Entries taken from a collection =>
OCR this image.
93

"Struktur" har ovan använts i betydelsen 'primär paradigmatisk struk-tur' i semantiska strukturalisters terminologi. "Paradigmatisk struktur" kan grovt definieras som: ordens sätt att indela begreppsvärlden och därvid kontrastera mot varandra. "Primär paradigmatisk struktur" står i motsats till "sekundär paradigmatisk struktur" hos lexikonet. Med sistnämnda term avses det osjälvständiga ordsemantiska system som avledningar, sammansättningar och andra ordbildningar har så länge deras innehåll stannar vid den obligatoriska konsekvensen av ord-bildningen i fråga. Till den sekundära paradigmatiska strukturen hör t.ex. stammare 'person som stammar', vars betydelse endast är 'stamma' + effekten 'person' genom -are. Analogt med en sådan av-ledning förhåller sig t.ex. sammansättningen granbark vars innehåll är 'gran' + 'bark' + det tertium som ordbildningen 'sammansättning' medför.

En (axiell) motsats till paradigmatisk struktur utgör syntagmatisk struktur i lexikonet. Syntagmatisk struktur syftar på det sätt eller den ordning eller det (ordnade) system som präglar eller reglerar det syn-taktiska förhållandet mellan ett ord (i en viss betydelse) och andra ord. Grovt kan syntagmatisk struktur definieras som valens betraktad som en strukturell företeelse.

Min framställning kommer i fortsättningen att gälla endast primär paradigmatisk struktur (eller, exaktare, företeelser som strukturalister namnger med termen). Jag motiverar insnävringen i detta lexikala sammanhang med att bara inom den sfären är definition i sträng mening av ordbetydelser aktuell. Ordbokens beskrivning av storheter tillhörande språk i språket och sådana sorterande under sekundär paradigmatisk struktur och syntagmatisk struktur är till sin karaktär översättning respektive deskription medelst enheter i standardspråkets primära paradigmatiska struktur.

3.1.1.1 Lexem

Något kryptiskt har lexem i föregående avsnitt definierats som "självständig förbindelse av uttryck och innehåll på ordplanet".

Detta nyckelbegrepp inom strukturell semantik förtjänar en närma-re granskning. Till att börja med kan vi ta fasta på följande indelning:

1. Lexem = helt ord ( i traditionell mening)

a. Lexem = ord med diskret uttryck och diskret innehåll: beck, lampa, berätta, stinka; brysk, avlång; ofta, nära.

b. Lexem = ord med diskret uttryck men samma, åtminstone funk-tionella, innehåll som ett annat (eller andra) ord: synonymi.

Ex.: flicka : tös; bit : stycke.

EXERCISE => Return, from the data, each line that has the word "uttryck" in it.

REPLY =>
Något kryptiskt har lexem i föregående avsnitt definierats som "självständig förbindelse av uttryck och innehåll på ordplanet".
a. Lexem = ord med diskret uttryck och diskret innehåll: beck, lampa, berätta, stinka; brysk, avlång; ofta, nära.
b. Lexem = ord med diskret uttryck men samma, åtminstone funk-tionella, innehåll som ett annat (eller andra) ord: synonymi.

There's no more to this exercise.